In the records below, find the line that contains "What's the underlying". Retype that line and all the lines after it through the end, leaving out the pictures.

* [Provided records]
┄┄┄┄┄┄┄┄┄┄

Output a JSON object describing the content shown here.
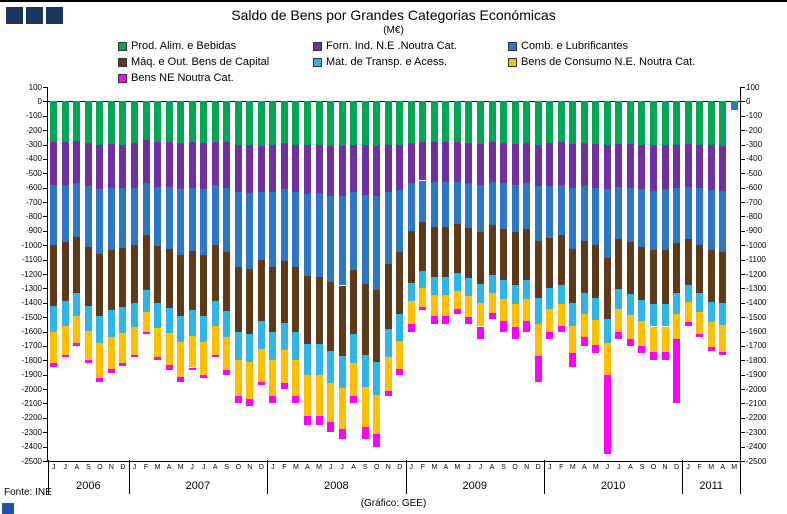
{
  "page": {
    "title": "Saldo de Bens por Grandes Categorias Económicas",
    "subtitle": "(M€)",
    "footer_source": "Fonte: INE",
    "footer_credit": "(Gráfico: GEE)"
  },
  "decor": {
    "header_square_color": "#17375E",
    "footer_square_color": "#2053A8"
  },
  "chart_data": {
    "type": "bar",
    "stacked": true,
    "title": "Saldo de Bens por Grandes Categorias Económicas",
    "unit_label": "(M€)",
    "ylim": [
      -2500,
      100
    ],
    "ytick_step": 100,
    "grid": false,
    "legend_position": "top",
    "x_month_labels": [
      "J",
      "J",
      "A",
      "S",
      "O",
      "N",
      "D",
      "J",
      "F",
      "M",
      "A",
      "M",
      "J",
      "J",
      "A",
      "S",
      "O",
      "N",
      "D",
      "J",
      "F",
      "M",
      "A",
      "M",
      "J",
      "J",
      "A",
      "S",
      "O",
      "N",
      "D",
      "J",
      "F",
      "M",
      "A",
      "M",
      "J",
      "J",
      "A",
      "S",
      "O",
      "N",
      "D",
      "J",
      "F",
      "M",
      "A",
      "M",
      "J",
      "J",
      "A",
      "S",
      "O",
      "N",
      "D",
      "J",
      "F",
      "M",
      "A",
      "M"
    ],
    "year_groups": [
      {
        "label": "2006",
        "months": 7
      },
      {
        "label": "2007",
        "months": 12
      },
      {
        "label": "2008",
        "months": 12
      },
      {
        "label": "2009",
        "months": 12
      },
      {
        "label": "2010",
        "months": 12
      },
      {
        "label": "2011",
        "months": 5
      }
    ],
    "series": [
      {
        "name": "Prod. Alim. e Bebidas",
        "color": "#00A651",
        "values": [
          -280,
          -285,
          -275,
          -290,
          -300,
          -295,
          -300,
          -290,
          -270,
          -285,
          -280,
          -290,
          -285,
          -290,
          -280,
          -285,
          -300,
          -305,
          -310,
          -300,
          -290,
          -300,
          -305,
          -300,
          -310,
          -310,
          -300,
          -305,
          -310,
          -300,
          -305,
          -290,
          -280,
          -285,
          -280,
          -285,
          -290,
          -295,
          -285,
          -290,
          -295,
          -290,
          -300,
          -290,
          -285,
          -295,
          -290,
          -295,
          -300,
          -295,
          -295,
          -300,
          -305,
          -300,
          -300,
          -295,
          -300,
          -305,
          -310,
          -10
        ]
      },
      {
        "name": "Forn. Ind. N.E .Noutra Cat.",
        "color": "#7030A0",
        "values": [
          -300,
          -295,
          -290,
          -300,
          -310,
          -305,
          -300,
          -310,
          -300,
          -310,
          -315,
          -320,
          -315,
          -320,
          -300,
          -315,
          -330,
          -330,
          -320,
          -330,
          -320,
          -330,
          -340,
          -340,
          -345,
          -350,
          -330,
          -345,
          -350,
          -330,
          -310,
          -280,
          -270,
          -275,
          -280,
          -275,
          -280,
          -285,
          -275,
          -280,
          -285,
          -280,
          -290,
          -300,
          -295,
          -310,
          -300,
          -305,
          -310,
          -300,
          -305,
          -310,
          -315,
          -310,
          -305,
          -300,
          -305,
          -310,
          -315,
          0
        ]
      },
      {
        "name": "Comb. e Lubrificantes",
        "color": "#2E77C8",
        "values": [
          -420,
          -400,
          -380,
          -420,
          -450,
          -430,
          -420,
          -400,
          -360,
          -410,
          -430,
          -460,
          -440,
          -460,
          -420,
          -450,
          -520,
          -530,
          -470,
          -520,
          -500,
          -520,
          -570,
          -580,
          -600,
          -620,
          -540,
          -620,
          -650,
          -500,
          -430,
          -330,
          -290,
          -310,
          -310,
          -295,
          -310,
          -330,
          -300,
          -320,
          -330,
          -320,
          -380,
          -360,
          -350,
          -420,
          -380,
          -400,
          -480,
          -360,
          -380,
          -400,
          -410,
          -420,
          -380,
          -360,
          -390,
          -420,
          -420,
          -50
        ]
      },
      {
        "name": "Máq. e Out. Bens de Capital",
        "color": "#5E3A18",
        "values": [
          -420,
          -410,
          -390,
          -410,
          -430,
          -420,
          -410,
          -400,
          -380,
          -400,
          -410,
          -420,
          -410,
          -420,
          -390,
          -410,
          -450,
          -450,
          -430,
          -450,
          -430,
          -450,
          -470,
          -470,
          -480,
          -490,
          -450,
          -490,
          -500,
          -450,
          -430,
          -360,
          -340,
          -350,
          -350,
          -340,
          -350,
          -360,
          -345,
          -355,
          -365,
          -355,
          -400,
          -350,
          -345,
          -380,
          -360,
          -370,
          -420,
          -350,
          -360,
          -370,
          -380,
          -380,
          -350,
          -320,
          -340,
          -360,
          -360,
          0
        ]
      },
      {
        "name": "Mat. de Transp. e Acess.",
        "color": "#2FB5E9",
        "values": [
          -180,
          -170,
          -160,
          -175,
          -190,
          -185,
          -180,
          -170,
          -155,
          -170,
          -175,
          -185,
          -180,
          -185,
          -170,
          -180,
          -200,
          -200,
          -190,
          -200,
          -190,
          -200,
          -215,
          -215,
          -220,
          -225,
          -200,
          -225,
          -230,
          -200,
          -190,
          -130,
          -120,
          -125,
          -125,
          -120,
          -125,
          -135,
          -125,
          -130,
          -135,
          -130,
          -180,
          -140,
          -135,
          -155,
          -145,
          -150,
          -170,
          -140,
          -145,
          -150,
          -155,
          -155,
          -145,
          -120,
          -130,
          -140,
          -150,
          0
        ]
      },
      {
        "name": "Bens de Consumo N.E. Noutra Cat.",
        "color": "#FFC000",
        "values": [
          -220,
          -200,
          -185,
          -205,
          -240,
          -225,
          -210,
          -190,
          -140,
          -200,
          -220,
          -240,
          -220,
          -230,
          -200,
          -225,
          -250,
          -255,
          -230,
          -250,
          -230,
          -250,
          -290,
          -285,
          -275,
          -280,
          -230,
          -280,
          -275,
          -230,
          -195,
          -160,
          -130,
          -145,
          -145,
          -130,
          -145,
          -160,
          -140,
          -150,
          -160,
          -150,
          -220,
          -160,
          -150,
          -190,
          -165,
          -175,
          -220,
          -155,
          -165,
          -170,
          -175,
          -180,
          -170,
          -140,
          -150,
          -170,
          -190,
          0
        ]
      },
      {
        "name": "Bens NE Noutra Cat.",
        "color": "#FF00FF",
        "values": [
          -30,
          -20,
          -20,
          -20,
          -30,
          -25,
          -20,
          -20,
          -15,
          -25,
          -40,
          -35,
          -20,
          -15,
          -20,
          -35,
          -50,
          -50,
          -20,
          -50,
          -40,
          -50,
          -60,
          -60,
          -70,
          -75,
          -50,
          -85,
          -85,
          -40,
          -40,
          -50,
          -20,
          -60,
          -60,
          -35,
          -50,
          -85,
          -40,
          -75,
          -80,
          -75,
          -180,
          -50,
          -40,
          -100,
          -60,
          -55,
          -550,
          -50,
          -50,
          -50,
          -60,
          -55,
          -450,
          -25,
          -25,
          -30,
          -20,
          0
        ]
      }
    ]
  }
}
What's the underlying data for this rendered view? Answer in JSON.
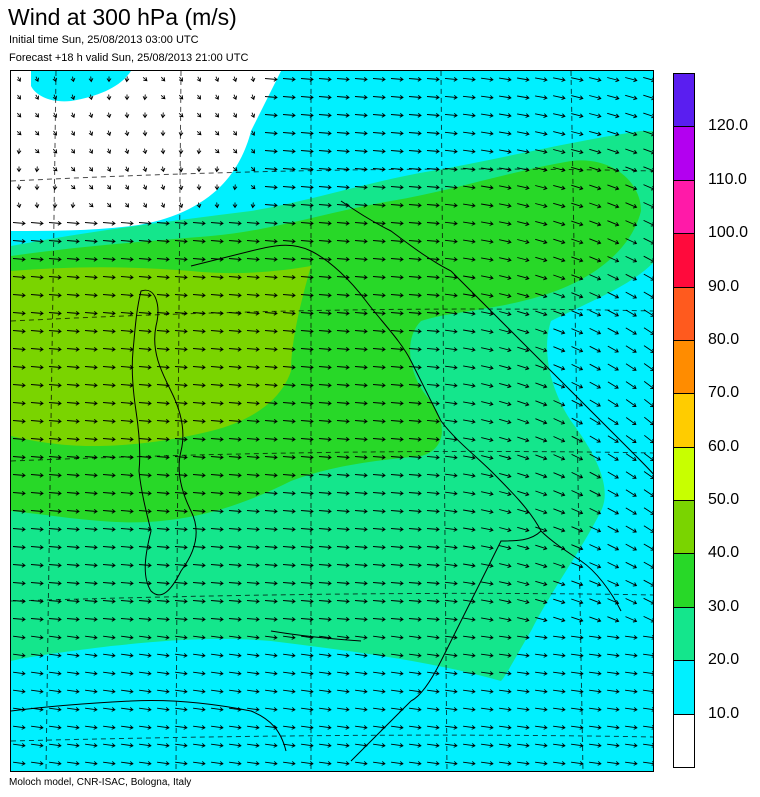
{
  "header": {
    "title": "Wind at 300 hPa (m/s)",
    "initial_time": "Initial time  Sun, 25/08/2013 03:00 UTC",
    "forecast": "Forecast +18 h valid  Sun, 25/08/2013 21:00 UTC"
  },
  "footer": {
    "credit": "Moloch model, CNR-ISAC, Bologna, Italy"
  },
  "legend": {
    "labels": [
      "120.0",
      "110.0",
      "100.0",
      "90.0",
      "80.0",
      "70.0",
      "60.0",
      "50.0",
      "40.0",
      "30.0",
      "20.0",
      "10.0"
    ],
    "colors": [
      "#5a1ef0",
      "#b300f0",
      "#ff1aa8",
      "#ff0a3c",
      "#ff5a1e",
      "#ff8c00",
      "#ffcc00",
      "#c8ff00",
      "#7ad400",
      "#28d828",
      "#14e68c",
      "#00f0ff",
      "#ffffff"
    ]
  },
  "map": {
    "field_colors": {
      "calm": "#ffffff",
      "cyan": "#00f0ff",
      "teal": "#14e68c",
      "green": "#28d828",
      "lime": "#7ad400"
    },
    "flow": "mostly westerly across Italy, curving south-east over the Balkans"
  }
}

┄┄┄┄┄┄┄┄┄┄

* [Response]
What's the underlying data for this rendered view? Answer in JSON.
{
  "header": {
    "title": "Wind at 300 hPa (m/s)",
    "initial_time": "Initial time  Sun, 25/08/2013 03:00 UTC",
    "forecast": "Forecast +18 h valid  Sun, 25/08/2013 21:00 UTC"
  },
  "footer": {
    "credit": "Moloch model, CNR-ISAC, Bologna, Italy"
  },
  "legend": {
    "labels": [
      "120.0",
      "110.0",
      "100.0",
      "90.0",
      "80.0",
      "70.0",
      "60.0",
      "50.0",
      "40.0",
      "30.0",
      "20.0",
      "10.0"
    ],
    "colors": [
      "#5a1ef0",
      "#b300f0",
      "#ff1aa8",
      "#ff0a3c",
      "#ff5a1e",
      "#ff8c00",
      "#ffcc00",
      "#c8ff00",
      "#7ad400",
      "#28d828",
      "#14e68c",
      "#00f0ff",
      "#ffffff"
    ]
  },
  "map": {
    "field_colors": {
      "calm": "#ffffff",
      "cyan": "#00f0ff",
      "teal": "#14e68c",
      "green": "#28d828",
      "lime": "#7ad400"
    },
    "flow": "mostly westerly across Italy, curving south-east over the Balkans"
  }
}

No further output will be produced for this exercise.